> [TASK BRIEF]: Scan the entries for the string "then" and give the number of lines that have it, nothing further.

------ RECORD SET ------

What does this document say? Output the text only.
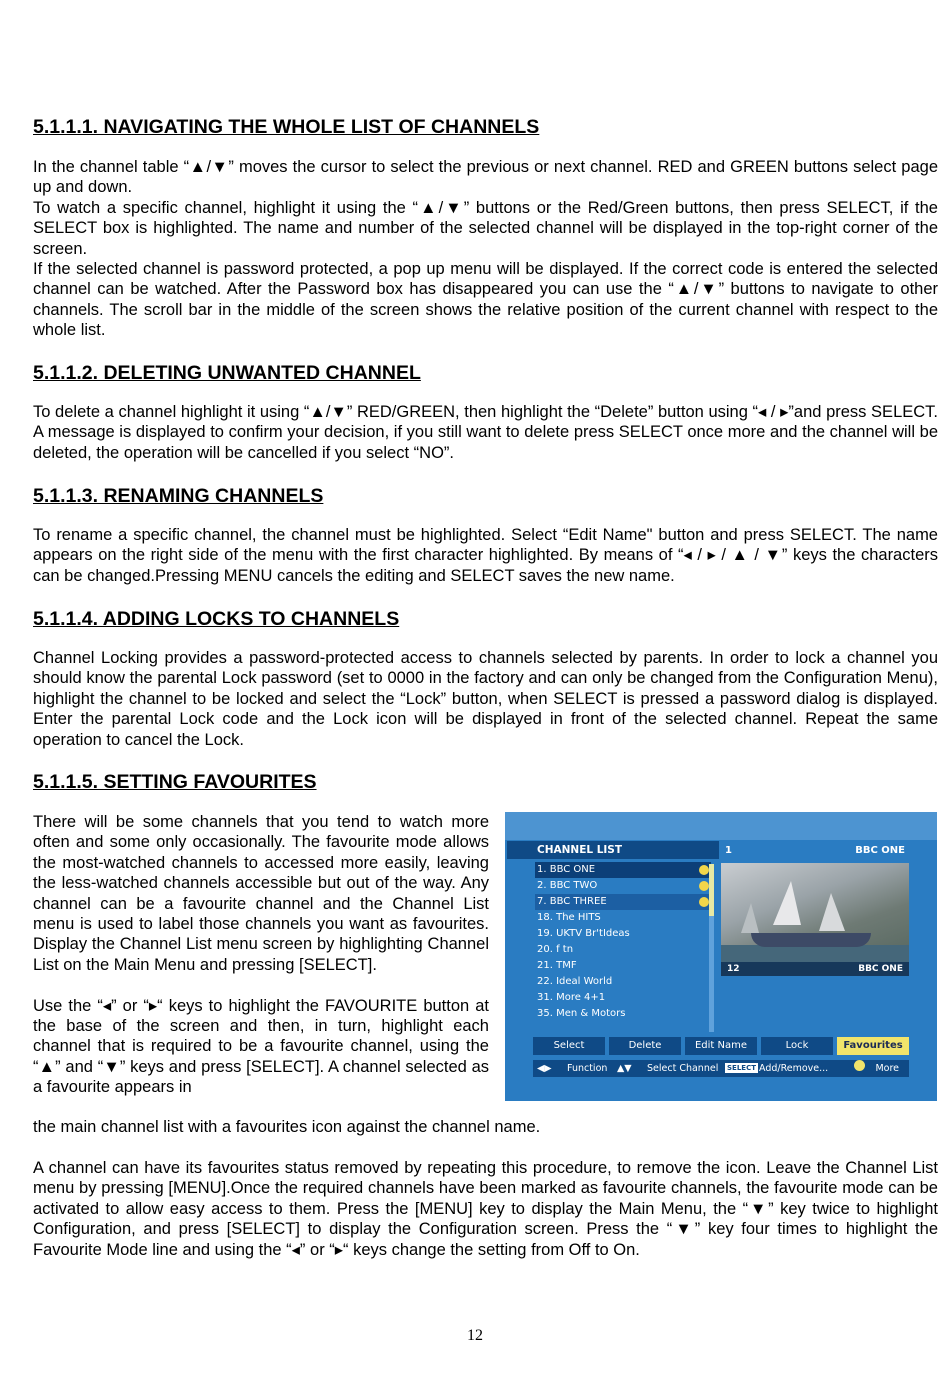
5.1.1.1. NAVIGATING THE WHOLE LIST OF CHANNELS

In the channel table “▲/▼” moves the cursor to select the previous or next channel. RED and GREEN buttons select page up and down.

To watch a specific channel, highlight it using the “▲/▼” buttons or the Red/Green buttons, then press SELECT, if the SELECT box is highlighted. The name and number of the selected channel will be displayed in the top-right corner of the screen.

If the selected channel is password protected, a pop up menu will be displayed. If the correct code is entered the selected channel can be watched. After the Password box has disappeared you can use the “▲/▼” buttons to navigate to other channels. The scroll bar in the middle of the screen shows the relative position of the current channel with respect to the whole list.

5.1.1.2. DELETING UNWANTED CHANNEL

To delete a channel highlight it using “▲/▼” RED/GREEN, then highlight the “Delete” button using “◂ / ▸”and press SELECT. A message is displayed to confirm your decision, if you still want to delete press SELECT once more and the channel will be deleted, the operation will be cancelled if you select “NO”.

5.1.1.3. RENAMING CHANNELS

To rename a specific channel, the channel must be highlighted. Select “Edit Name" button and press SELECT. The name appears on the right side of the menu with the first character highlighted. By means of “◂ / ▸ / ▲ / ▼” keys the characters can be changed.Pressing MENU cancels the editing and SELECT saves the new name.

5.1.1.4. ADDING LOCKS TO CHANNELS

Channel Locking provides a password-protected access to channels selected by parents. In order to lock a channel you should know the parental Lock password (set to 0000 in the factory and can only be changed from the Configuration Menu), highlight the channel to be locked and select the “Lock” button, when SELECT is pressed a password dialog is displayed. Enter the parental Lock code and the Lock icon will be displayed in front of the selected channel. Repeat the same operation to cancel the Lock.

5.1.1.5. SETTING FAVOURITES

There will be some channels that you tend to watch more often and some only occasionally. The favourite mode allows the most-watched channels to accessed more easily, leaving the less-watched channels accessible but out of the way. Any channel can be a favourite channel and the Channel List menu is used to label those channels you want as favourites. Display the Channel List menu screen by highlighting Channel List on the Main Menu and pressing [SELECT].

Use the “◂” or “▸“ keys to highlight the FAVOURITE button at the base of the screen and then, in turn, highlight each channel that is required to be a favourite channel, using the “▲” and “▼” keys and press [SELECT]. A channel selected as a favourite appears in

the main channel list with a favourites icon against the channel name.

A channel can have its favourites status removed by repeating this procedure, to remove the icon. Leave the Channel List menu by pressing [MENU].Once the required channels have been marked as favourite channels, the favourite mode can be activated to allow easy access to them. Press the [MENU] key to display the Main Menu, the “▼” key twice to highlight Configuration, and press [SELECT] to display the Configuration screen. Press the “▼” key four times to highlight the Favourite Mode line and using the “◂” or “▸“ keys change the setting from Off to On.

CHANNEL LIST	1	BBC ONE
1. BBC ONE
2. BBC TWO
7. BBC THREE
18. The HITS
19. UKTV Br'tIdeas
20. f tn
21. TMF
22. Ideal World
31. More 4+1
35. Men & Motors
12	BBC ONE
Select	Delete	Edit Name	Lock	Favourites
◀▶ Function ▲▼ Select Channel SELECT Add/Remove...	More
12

------
------ RECORD SET ------

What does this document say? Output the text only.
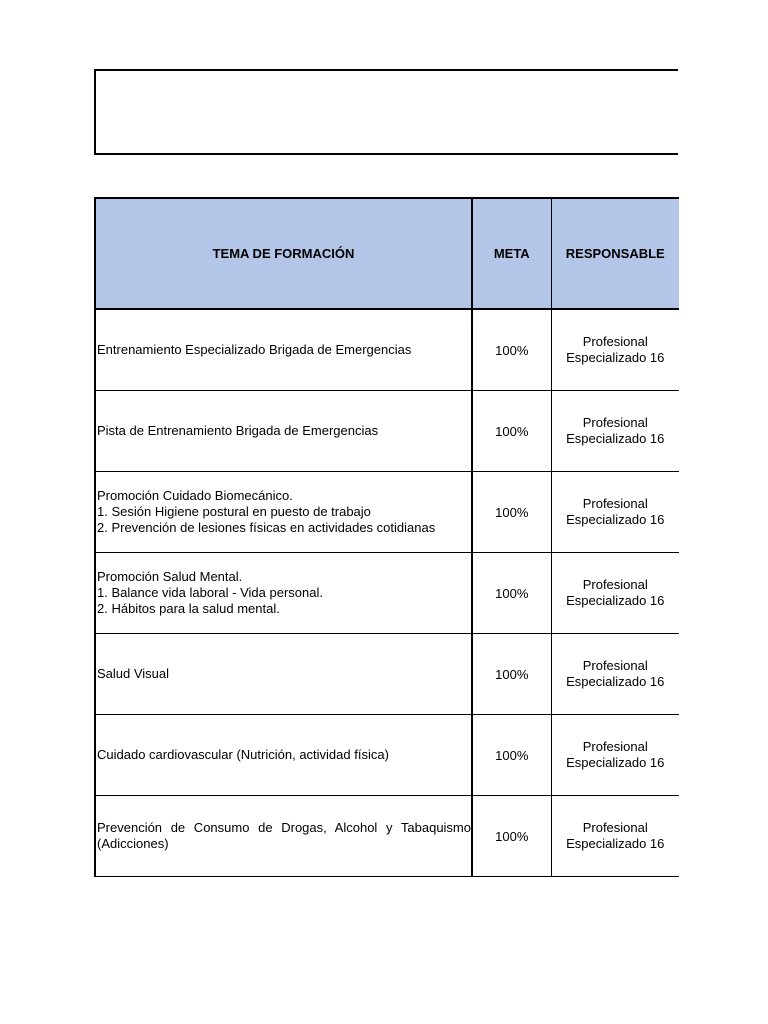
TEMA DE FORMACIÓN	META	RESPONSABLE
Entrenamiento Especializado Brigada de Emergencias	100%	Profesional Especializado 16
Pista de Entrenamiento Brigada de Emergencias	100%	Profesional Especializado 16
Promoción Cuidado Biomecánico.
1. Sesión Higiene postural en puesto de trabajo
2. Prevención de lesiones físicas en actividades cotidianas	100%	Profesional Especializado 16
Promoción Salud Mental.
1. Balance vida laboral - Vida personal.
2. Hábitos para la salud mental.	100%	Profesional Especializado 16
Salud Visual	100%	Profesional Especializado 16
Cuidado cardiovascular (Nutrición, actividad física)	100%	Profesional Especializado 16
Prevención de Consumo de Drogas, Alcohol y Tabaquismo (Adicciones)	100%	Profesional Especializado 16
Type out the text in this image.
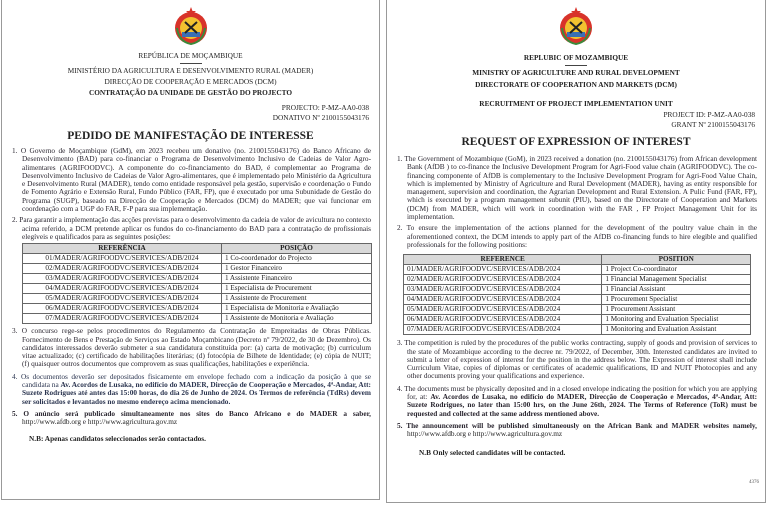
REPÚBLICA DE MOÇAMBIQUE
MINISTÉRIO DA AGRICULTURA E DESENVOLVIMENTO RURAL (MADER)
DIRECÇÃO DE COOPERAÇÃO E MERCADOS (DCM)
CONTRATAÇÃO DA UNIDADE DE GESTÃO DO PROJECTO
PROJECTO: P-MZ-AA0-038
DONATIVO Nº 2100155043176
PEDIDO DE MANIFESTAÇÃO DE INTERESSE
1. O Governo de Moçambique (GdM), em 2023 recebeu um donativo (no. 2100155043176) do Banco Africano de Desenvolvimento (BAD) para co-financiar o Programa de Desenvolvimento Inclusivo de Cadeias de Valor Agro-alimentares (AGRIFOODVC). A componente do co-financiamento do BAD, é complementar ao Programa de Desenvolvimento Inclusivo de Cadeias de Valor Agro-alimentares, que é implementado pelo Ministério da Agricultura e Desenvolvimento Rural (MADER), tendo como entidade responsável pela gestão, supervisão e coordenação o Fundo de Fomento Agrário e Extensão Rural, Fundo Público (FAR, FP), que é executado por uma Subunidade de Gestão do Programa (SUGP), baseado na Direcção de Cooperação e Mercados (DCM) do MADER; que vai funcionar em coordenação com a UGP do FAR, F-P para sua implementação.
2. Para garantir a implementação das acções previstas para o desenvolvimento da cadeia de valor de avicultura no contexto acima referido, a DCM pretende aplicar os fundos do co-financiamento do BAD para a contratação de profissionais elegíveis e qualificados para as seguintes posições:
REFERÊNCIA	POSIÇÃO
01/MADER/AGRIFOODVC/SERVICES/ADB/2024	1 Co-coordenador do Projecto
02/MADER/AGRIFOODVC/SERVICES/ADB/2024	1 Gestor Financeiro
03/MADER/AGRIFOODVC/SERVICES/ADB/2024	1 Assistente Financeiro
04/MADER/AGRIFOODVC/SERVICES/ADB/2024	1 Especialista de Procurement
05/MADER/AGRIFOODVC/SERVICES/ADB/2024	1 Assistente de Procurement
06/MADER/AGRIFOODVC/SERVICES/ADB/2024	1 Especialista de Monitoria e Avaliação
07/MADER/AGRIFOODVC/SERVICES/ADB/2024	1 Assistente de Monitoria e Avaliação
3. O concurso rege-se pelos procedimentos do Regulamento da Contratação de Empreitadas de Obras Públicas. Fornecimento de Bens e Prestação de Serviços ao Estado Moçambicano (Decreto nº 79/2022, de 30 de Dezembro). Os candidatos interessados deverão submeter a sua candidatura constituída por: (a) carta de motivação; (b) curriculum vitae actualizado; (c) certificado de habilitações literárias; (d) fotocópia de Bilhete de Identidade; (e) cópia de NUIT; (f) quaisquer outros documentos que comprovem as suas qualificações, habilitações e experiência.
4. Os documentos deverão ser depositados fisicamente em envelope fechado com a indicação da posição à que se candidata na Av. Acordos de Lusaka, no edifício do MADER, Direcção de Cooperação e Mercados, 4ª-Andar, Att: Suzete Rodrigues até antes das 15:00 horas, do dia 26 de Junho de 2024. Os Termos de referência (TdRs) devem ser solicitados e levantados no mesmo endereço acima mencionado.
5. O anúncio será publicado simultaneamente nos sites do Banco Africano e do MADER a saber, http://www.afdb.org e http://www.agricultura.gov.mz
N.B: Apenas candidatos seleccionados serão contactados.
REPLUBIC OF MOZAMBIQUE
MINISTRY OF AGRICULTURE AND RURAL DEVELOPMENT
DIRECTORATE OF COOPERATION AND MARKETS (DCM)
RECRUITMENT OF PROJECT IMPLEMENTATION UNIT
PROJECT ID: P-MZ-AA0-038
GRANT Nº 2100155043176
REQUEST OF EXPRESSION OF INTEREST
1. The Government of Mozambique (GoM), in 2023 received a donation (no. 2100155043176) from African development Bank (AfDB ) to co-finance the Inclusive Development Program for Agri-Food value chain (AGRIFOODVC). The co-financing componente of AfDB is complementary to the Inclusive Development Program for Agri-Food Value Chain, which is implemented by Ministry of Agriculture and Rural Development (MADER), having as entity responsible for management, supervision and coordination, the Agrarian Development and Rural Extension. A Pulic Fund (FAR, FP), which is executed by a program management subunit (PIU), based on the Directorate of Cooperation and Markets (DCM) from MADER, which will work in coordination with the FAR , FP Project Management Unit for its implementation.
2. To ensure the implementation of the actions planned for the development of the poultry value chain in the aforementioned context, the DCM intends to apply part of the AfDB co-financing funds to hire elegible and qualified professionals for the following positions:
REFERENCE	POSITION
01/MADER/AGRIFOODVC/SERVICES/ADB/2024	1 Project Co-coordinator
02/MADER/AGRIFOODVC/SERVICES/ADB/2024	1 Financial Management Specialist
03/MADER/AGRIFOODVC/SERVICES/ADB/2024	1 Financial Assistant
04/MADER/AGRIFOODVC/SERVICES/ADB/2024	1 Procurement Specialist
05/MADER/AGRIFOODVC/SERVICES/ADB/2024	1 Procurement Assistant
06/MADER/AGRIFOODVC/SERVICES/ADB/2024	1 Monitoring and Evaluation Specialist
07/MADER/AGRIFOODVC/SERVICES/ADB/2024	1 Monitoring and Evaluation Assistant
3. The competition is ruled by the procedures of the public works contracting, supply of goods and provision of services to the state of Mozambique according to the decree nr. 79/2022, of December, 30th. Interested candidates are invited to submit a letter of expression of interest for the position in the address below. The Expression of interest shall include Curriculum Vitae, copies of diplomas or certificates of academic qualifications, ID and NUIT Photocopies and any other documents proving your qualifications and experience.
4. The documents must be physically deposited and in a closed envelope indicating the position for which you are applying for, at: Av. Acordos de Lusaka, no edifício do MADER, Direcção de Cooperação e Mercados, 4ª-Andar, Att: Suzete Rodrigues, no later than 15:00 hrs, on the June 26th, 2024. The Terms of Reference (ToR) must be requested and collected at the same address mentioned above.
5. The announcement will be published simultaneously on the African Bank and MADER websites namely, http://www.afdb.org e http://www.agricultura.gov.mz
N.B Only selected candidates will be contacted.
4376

------
------ RECORD SET ------

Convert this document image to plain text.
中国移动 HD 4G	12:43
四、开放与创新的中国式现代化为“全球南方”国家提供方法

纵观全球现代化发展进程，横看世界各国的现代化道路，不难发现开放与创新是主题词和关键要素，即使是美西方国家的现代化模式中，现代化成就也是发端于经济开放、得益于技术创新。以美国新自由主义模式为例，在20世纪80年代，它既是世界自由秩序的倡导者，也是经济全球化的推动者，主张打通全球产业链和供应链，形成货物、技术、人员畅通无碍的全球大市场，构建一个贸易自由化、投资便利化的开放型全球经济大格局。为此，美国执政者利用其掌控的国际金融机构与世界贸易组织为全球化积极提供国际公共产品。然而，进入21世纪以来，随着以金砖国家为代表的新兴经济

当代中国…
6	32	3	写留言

------

> [ANSWER TO THE TASK]: 3